WHAT THE TASK ASKS: Copy the data precisely, character for character, and leave out every picture.

MATERIALS PROVIDED:
____

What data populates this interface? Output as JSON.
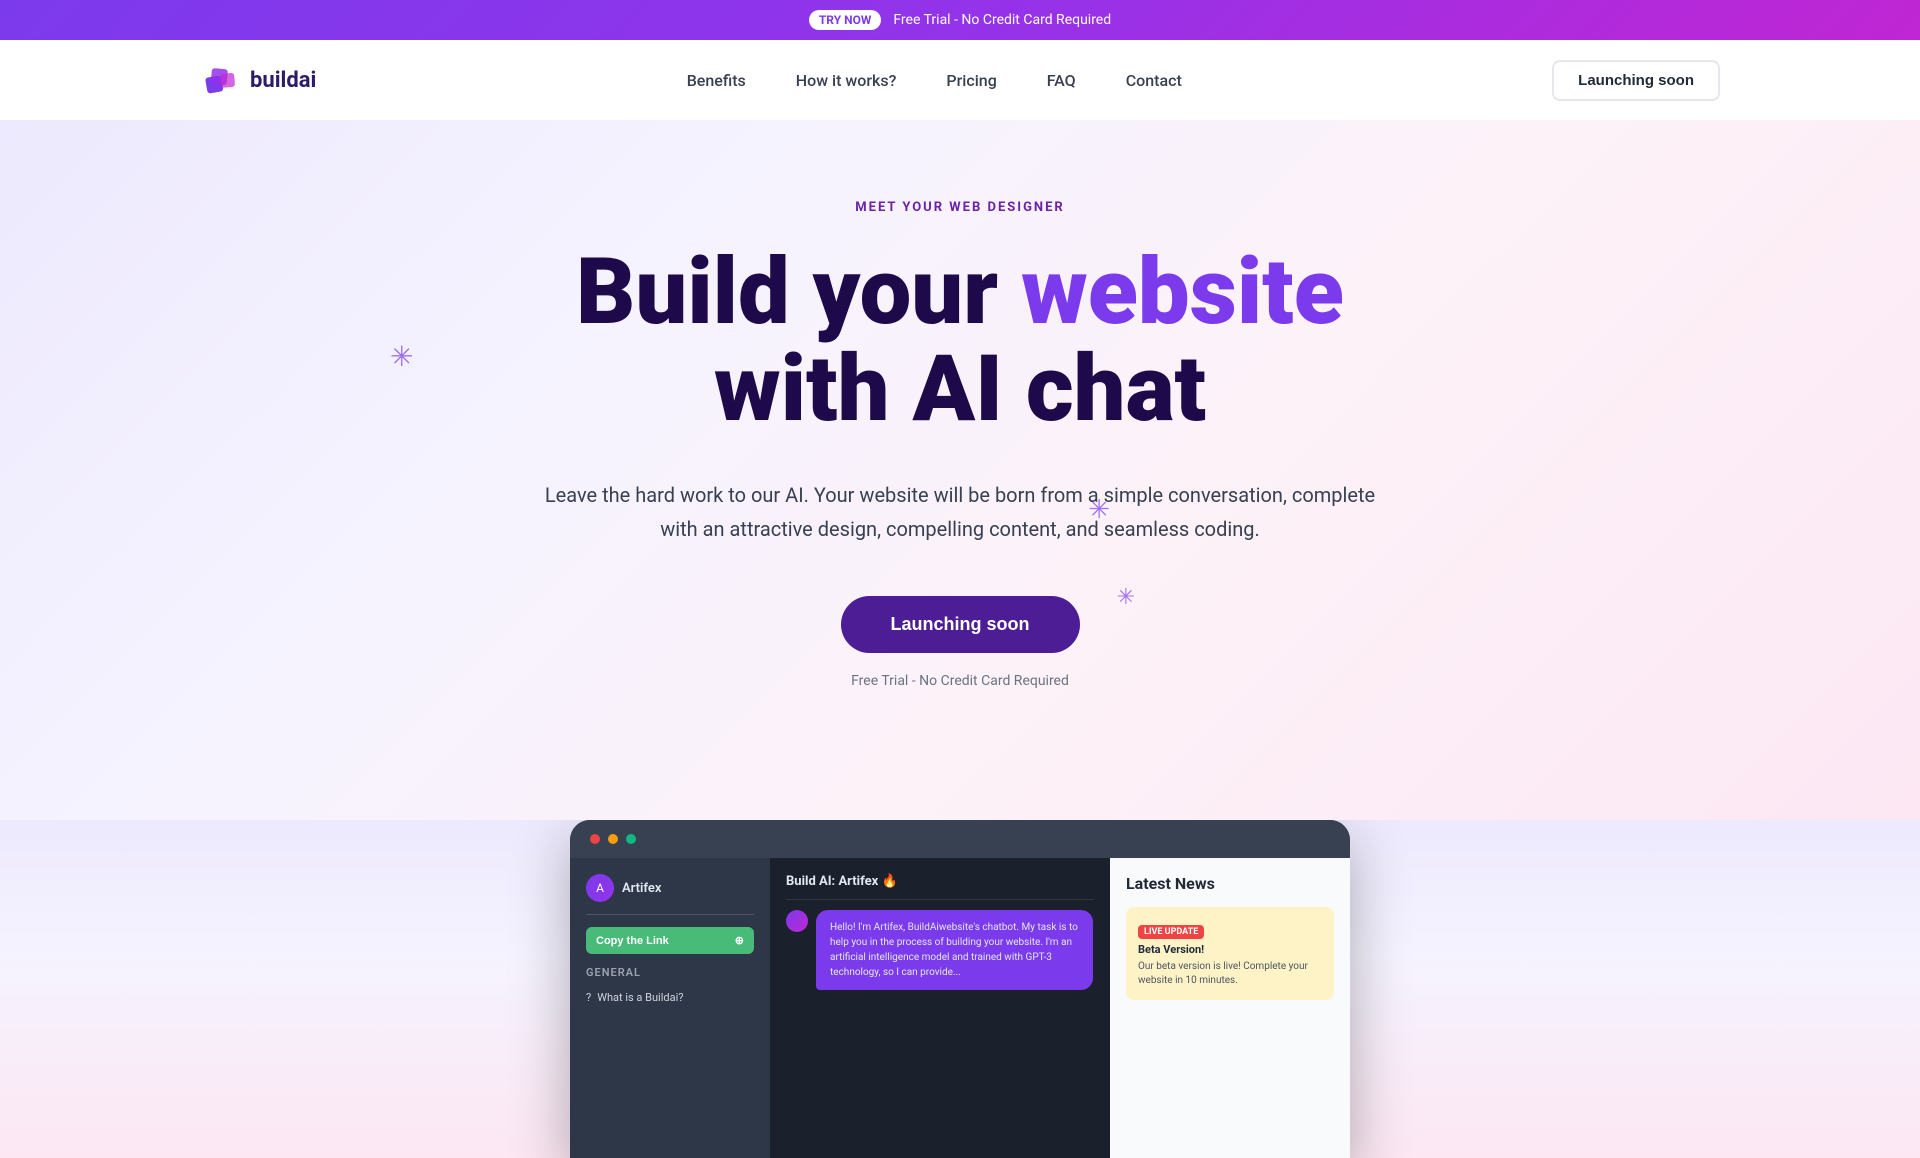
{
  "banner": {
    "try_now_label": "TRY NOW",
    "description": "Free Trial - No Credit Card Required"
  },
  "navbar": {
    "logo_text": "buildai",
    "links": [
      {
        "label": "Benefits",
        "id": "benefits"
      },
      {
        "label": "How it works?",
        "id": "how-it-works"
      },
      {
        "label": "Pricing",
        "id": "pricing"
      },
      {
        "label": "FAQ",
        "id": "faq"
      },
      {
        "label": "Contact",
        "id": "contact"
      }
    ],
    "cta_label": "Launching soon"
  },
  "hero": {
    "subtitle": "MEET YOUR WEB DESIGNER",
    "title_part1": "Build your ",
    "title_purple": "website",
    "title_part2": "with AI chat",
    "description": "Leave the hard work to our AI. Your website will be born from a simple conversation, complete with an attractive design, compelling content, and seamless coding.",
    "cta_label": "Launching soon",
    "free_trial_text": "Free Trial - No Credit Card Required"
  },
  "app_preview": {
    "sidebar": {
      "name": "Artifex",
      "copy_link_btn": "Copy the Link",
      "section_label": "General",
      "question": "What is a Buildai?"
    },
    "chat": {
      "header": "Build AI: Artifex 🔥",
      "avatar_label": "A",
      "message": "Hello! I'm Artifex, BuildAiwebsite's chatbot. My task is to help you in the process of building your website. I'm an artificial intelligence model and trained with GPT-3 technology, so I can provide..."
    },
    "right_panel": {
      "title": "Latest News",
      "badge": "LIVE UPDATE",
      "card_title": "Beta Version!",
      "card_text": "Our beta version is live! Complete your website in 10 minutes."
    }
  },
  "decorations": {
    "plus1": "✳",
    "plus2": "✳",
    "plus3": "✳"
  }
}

____

OUTPUT FOR THIS TASK:
What data populates this interface? Output as JSON.
{
  "banner": {
    "try_now_label": "TRY NOW",
    "description": "Free Trial - No Credit Card Required"
  },
  "navbar": {
    "logo_text": "buildai",
    "links": [
      {
        "label": "Benefits",
        "id": "benefits"
      },
      {
        "label": "How it works?",
        "id": "how-it-works"
      },
      {
        "label": "Pricing",
        "id": "pricing"
      },
      {
        "label": "FAQ",
        "id": "faq"
      },
      {
        "label": "Contact",
        "id": "contact"
      }
    ],
    "cta_label": "Launching soon"
  },
  "hero": {
    "subtitle": "MEET YOUR WEB DESIGNER",
    "title_part1": "Build your ",
    "title_purple": "website",
    "title_part2": "with AI chat",
    "description": "Leave the hard work to our AI. Your website will be born from a simple conversation, complete with an attractive design, compelling content, and seamless coding.",
    "cta_label": "Launching soon",
    "free_trial_text": "Free Trial - No Credit Card Required"
  },
  "app_preview": {
    "sidebar": {
      "name": "Artifex",
      "copy_link_btn": "Copy the Link",
      "section_label": "General",
      "question": "What is a Buildai?"
    },
    "chat": {
      "header": "Build AI: Artifex 🔥",
      "avatar_label": "A",
      "message": "Hello! I'm Artifex, BuildAiwebsite's chatbot. My task is to help you in the process of building your website. I'm an artificial intelligence model and trained with GPT-3 technology, so I can provide..."
    },
    "right_panel": {
      "title": "Latest News",
      "badge": "LIVE UPDATE",
      "card_title": "Beta Version!",
      "card_text": "Our beta version is live! Complete your website in 10 minutes."
    }
  },
  "decorations": {
    "plus1": "✳",
    "plus2": "✳",
    "plus3": "✳"
  }
}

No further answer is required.